┌─ Records to use
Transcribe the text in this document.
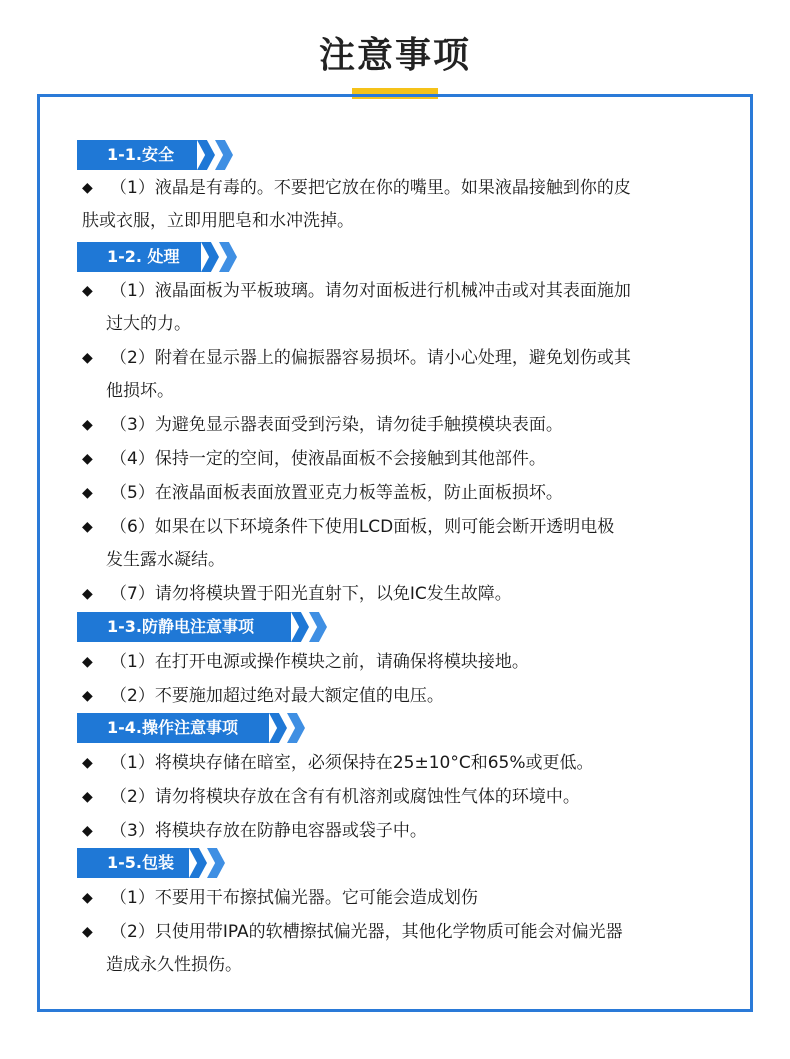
注意事项
1-1.安全
◆ （1）液晶是有毒的。不要把它放在你的嘴里。如果液晶接触到你的皮
肤或衣服，立即用肥皂和水冲洗掉。
1-2. 处理
◆ （1）液晶面板为平板玻璃。请勿对面板进行机械冲击或对其表面施加
过大的力。
◆ （2）附着在显示器上的偏振器容易损坏。请小心处理，避免划伤或其
他损坏。
◆ （3）为避免显示器表面受到污染，请勿徒手触摸模块表面。
◆ （4）保持一定的空间，使液晶面板不会接触到其他部件。
◆ （5）在液晶面板表面放置亚克力板等盖板，防止面板损坏。
◆ （6）如果在以下环境条件下使用LCD面板，则可能会断开透明电极
发生露水凝结。
◆ （7）请勿将模块置于阳光直射下，以免IC发生故障。
1-3.防静电注意事项
◆ （1）在打开电源或操作模块之前，请确保将模块接地。
◆ （2）不要施加超过绝对最大额定值的电压。
1-4.操作注意事项
◆ （1）将模块存储在暗室，必须保持在25±10°C和65%或更低。
◆ （2）请勿将模块存放在含有有机溶剂或腐蚀性气体的环境中。
◆ （3）将模块存放在防静电容器或袋子中。
1-5.包装
◆ （1）不要用干布擦拭偏光器。它可能会造成划伤
◆ （2）只使用带IPA的软槽擦拭偏光器，其他化学物质可能会对偏光器
造成永久性损伤。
└─
:: Job ::
Could you reproduce every record above exactly, leaving out the pictures?

:: Answer to this exercise ::
Transcribe the text in this document.
注意事项
1-1.安全
◆ （1）液晶是有毒的。不要把它放在你的嘴里。如果液晶接触到你的皮
肤或衣服，立即用肥皂和水冲洗掉。
1-2. 处理
◆ （1）液晶面板为平板玻璃。请勿对面板进行机械冲击或对其表面施加
过大的力。
◆ （2）附着在显示器上的偏振器容易损坏。请小心处理，避免划伤或其
他损坏。
◆ （3）为避免显示器表面受到污染，请勿徒手触摸模块表面。
◆ （4）保持一定的空间，使液晶面板不会接触到其他部件。
◆ （5）在液晶面板表面放置亚克力板等盖板，防止面板损坏。
◆ （6）如果在以下环境条件下使用LCD面板，则可能会断开透明电极
发生露水凝结。
◆ （7）请勿将模块置于阳光直射下，以免IC发生故障。
1-3.防静电注意事项
◆ （1）在打开电源或操作模块之前，请确保将模块接地。
◆ （2）不要施加超过绝对最大额定值的电压。
1-4.操作注意事项
◆ （1）将模块存储在暗室，必须保持在25±10°C和65%或更低。
◆ （2）请勿将模块存放在含有有机溶剂或腐蚀性气体的环境中。
◆ （3）将模块存放在防静电容器或袋子中。
1-5.包装
◆ （1）不要用干布擦拭偏光器。它可能会造成划伤
◆ （2）只使用带IPA的软槽擦拭偏光器，其他化学物质可能会对偏光器
造成永久性损伤。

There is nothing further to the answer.